== Required task ==
Pick out the lines containing "disse".
— begin Records for this task —
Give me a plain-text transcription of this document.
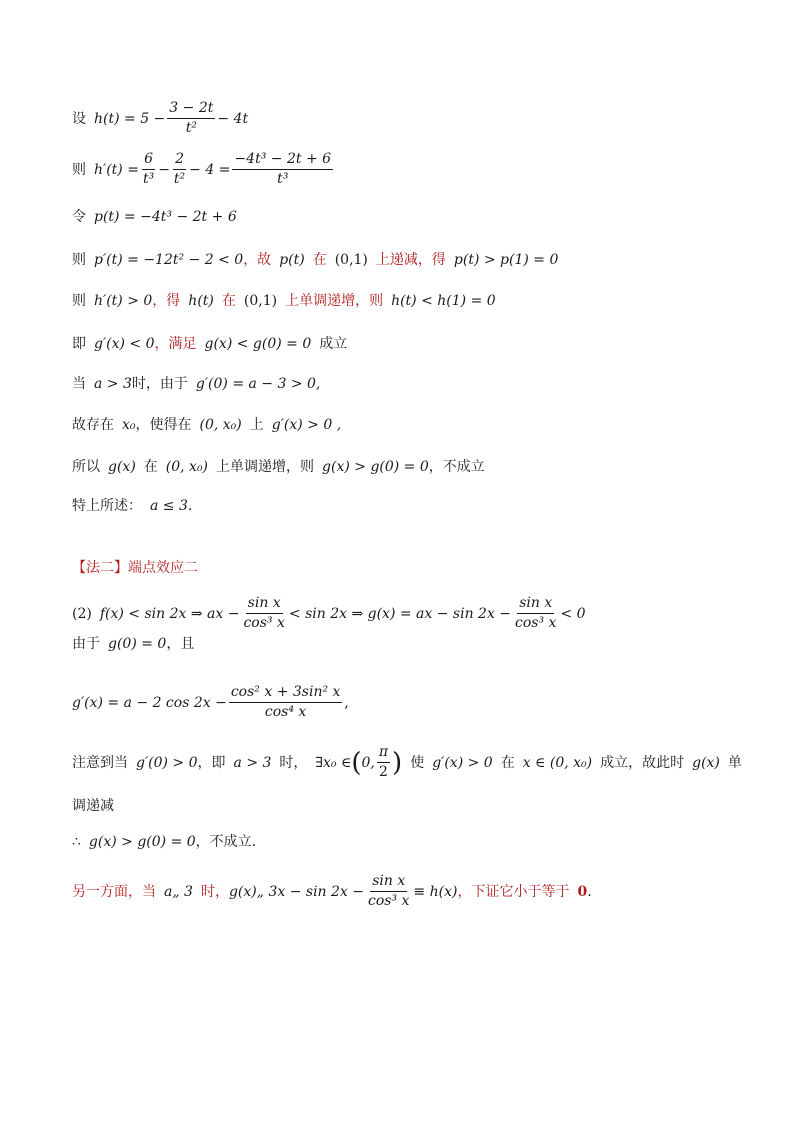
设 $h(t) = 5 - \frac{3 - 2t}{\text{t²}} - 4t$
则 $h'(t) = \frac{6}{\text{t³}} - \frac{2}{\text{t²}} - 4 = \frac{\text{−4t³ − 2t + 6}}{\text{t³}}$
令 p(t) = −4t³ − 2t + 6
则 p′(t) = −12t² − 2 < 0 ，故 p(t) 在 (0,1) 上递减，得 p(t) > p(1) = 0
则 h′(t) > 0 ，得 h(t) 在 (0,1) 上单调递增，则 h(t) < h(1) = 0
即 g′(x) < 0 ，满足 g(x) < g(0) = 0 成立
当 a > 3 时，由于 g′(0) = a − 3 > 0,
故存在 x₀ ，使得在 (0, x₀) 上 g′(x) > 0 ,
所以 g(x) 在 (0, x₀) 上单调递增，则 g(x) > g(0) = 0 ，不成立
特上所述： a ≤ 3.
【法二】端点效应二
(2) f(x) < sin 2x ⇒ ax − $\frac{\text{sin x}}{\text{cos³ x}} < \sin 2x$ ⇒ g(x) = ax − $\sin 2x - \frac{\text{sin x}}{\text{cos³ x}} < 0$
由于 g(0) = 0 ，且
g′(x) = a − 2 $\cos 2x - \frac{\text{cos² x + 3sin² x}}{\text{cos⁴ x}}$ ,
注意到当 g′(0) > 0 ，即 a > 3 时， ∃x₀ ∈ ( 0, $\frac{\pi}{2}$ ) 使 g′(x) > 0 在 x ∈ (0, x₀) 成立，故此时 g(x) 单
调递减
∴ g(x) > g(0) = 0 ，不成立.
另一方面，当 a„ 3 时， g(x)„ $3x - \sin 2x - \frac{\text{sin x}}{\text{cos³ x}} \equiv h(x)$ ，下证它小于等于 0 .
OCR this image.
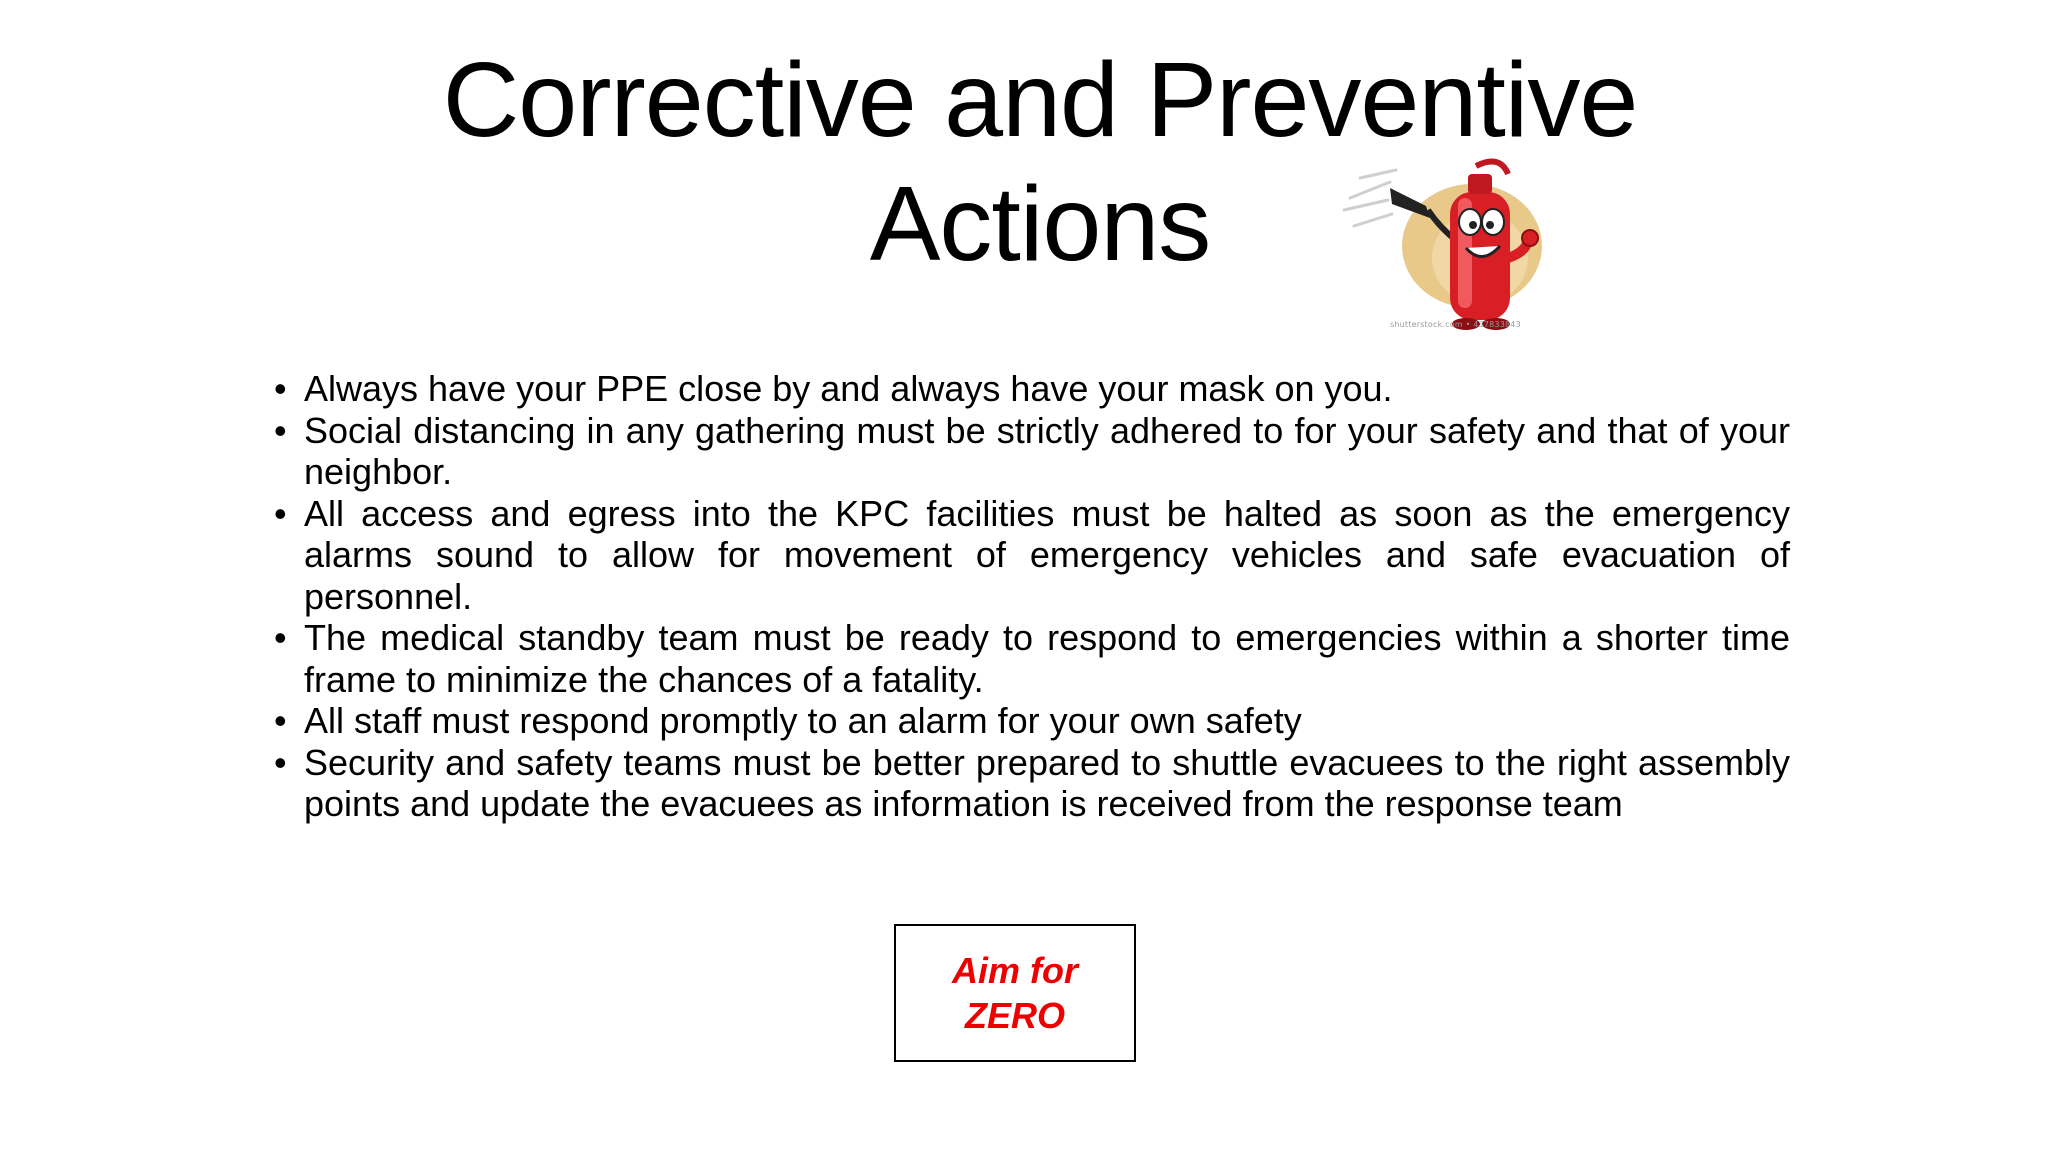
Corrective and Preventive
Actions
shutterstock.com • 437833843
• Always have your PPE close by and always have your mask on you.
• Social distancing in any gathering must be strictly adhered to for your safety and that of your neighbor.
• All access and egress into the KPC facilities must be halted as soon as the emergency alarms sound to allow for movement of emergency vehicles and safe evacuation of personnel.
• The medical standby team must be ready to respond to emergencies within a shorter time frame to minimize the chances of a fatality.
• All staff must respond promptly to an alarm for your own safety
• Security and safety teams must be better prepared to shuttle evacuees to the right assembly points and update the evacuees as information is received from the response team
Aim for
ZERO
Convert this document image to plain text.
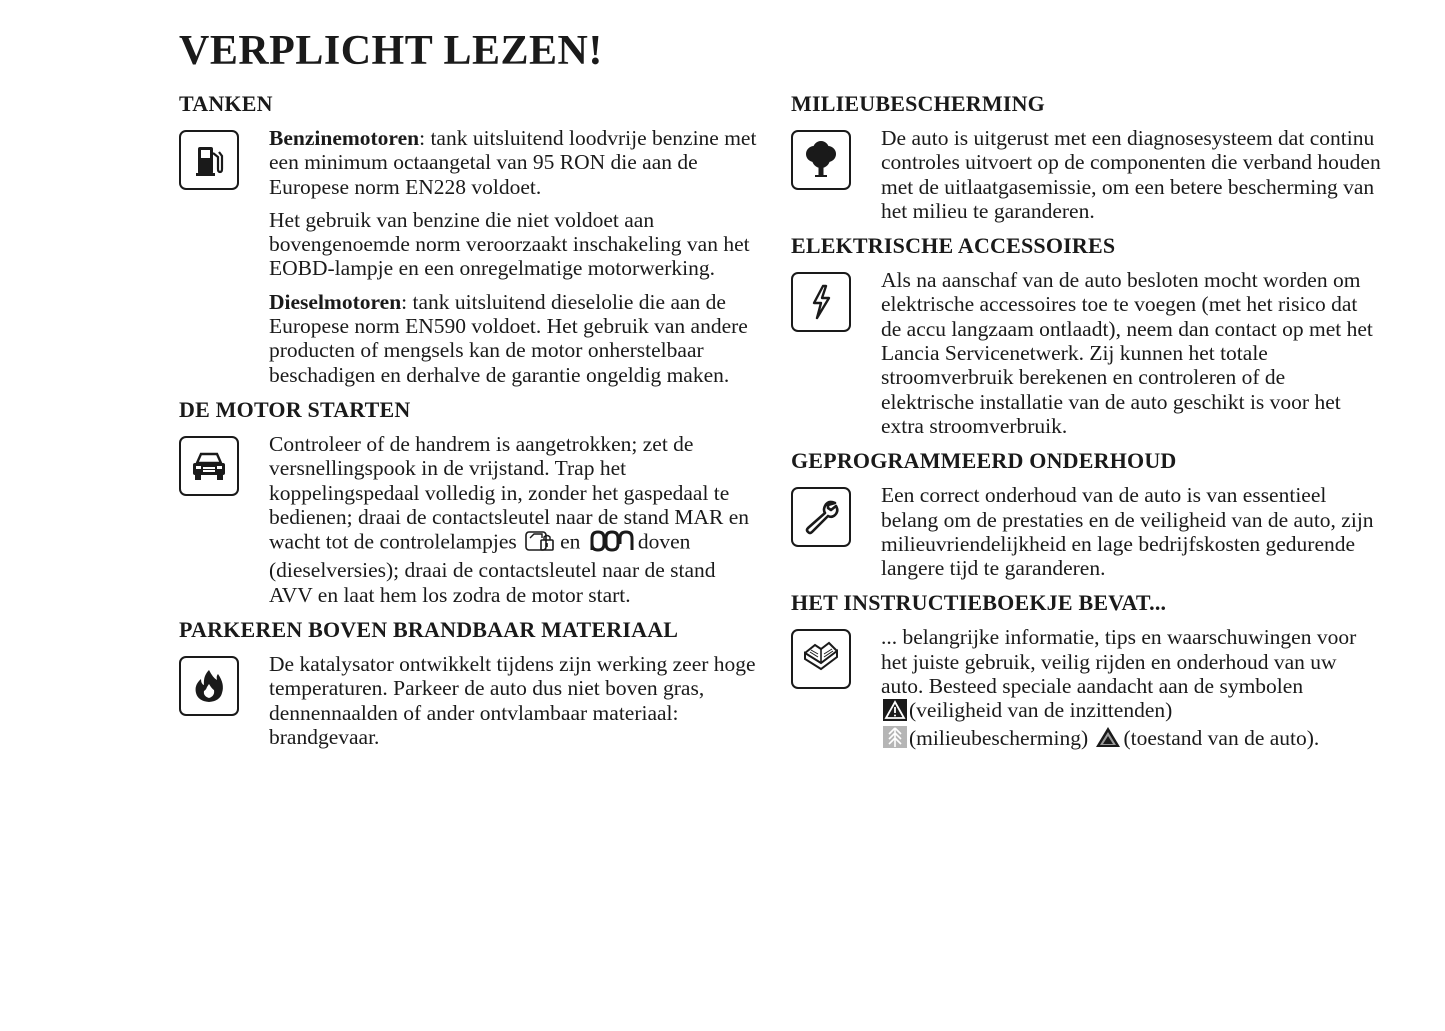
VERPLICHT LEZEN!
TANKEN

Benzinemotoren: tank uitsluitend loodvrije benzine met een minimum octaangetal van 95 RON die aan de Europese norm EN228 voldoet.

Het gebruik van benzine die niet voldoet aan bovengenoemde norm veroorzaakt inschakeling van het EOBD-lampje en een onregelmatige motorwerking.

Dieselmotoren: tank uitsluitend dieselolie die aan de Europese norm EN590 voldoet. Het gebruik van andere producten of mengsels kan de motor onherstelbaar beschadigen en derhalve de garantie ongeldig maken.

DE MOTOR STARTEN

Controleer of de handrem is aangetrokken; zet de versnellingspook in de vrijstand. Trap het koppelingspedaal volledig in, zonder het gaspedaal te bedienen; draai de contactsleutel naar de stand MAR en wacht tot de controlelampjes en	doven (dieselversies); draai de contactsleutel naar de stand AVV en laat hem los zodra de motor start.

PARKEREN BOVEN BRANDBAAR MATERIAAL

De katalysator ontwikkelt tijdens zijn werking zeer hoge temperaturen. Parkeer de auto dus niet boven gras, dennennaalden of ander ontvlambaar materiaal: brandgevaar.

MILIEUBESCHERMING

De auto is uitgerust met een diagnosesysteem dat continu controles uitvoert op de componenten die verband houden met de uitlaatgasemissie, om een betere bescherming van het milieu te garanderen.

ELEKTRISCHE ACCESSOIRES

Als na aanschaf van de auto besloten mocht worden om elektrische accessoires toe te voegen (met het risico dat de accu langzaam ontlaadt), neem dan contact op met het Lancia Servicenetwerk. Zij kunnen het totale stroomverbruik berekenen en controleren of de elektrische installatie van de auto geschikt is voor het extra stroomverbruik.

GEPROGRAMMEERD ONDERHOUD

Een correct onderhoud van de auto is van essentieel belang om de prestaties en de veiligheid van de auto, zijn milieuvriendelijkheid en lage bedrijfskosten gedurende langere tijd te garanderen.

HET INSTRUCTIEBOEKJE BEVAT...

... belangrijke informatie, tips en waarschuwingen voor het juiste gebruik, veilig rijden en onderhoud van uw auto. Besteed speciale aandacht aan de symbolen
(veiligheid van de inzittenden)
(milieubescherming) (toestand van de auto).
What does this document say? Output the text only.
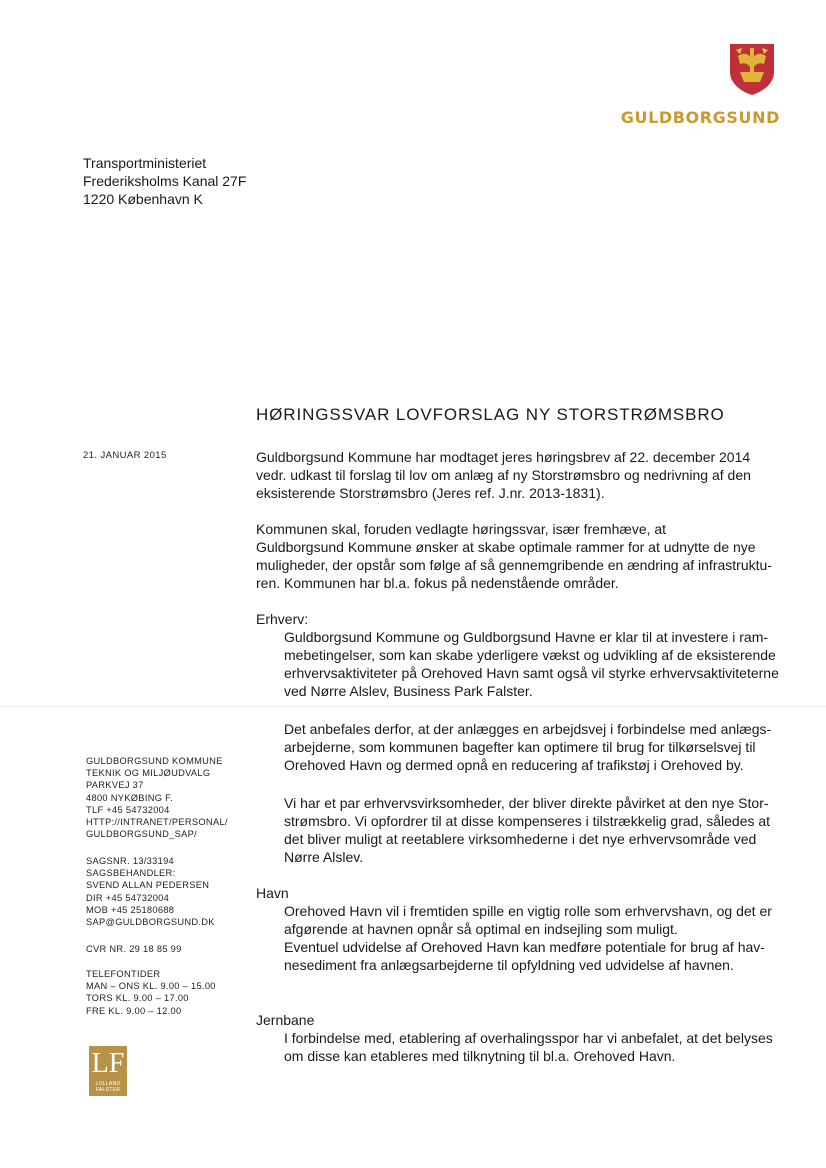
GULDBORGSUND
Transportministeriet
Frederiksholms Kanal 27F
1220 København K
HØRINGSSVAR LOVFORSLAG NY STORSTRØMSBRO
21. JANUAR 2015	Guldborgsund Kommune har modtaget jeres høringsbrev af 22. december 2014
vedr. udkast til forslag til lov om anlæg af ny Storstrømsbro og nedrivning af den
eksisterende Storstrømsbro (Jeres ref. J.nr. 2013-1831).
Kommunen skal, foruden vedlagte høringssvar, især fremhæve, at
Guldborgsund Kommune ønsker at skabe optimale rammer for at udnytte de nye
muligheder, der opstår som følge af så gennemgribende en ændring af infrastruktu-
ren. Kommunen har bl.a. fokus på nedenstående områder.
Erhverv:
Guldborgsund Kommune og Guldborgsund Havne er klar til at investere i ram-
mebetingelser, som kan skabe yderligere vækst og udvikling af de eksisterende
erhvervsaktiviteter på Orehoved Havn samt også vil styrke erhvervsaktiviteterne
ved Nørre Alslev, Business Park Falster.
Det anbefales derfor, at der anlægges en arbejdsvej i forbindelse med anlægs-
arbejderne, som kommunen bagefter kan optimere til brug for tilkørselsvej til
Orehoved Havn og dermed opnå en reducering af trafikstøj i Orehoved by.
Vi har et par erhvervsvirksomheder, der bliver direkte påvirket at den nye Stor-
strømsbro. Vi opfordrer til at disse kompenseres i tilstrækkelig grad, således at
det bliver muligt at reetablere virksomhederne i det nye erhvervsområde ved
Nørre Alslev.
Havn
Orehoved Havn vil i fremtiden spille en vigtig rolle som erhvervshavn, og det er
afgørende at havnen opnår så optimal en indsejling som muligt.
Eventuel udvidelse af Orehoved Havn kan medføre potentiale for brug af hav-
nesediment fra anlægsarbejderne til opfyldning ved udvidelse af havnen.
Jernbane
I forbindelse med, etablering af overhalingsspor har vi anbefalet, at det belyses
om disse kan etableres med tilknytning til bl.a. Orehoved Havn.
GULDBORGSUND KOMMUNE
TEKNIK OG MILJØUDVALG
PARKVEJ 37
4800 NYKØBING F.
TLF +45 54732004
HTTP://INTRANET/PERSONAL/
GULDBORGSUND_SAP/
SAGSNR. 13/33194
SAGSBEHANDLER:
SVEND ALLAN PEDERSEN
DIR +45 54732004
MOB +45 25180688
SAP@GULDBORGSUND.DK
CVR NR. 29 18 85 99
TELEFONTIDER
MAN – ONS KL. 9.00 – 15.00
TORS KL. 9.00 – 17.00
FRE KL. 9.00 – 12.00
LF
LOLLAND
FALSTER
— end Records for this task —
== Task result ==
strømsbro. Vi opfordrer til at disse kompenseres i tilstrækkelig grad, således at
om disse kan etableres med tilknytning til bl.a. Orehoved Havn.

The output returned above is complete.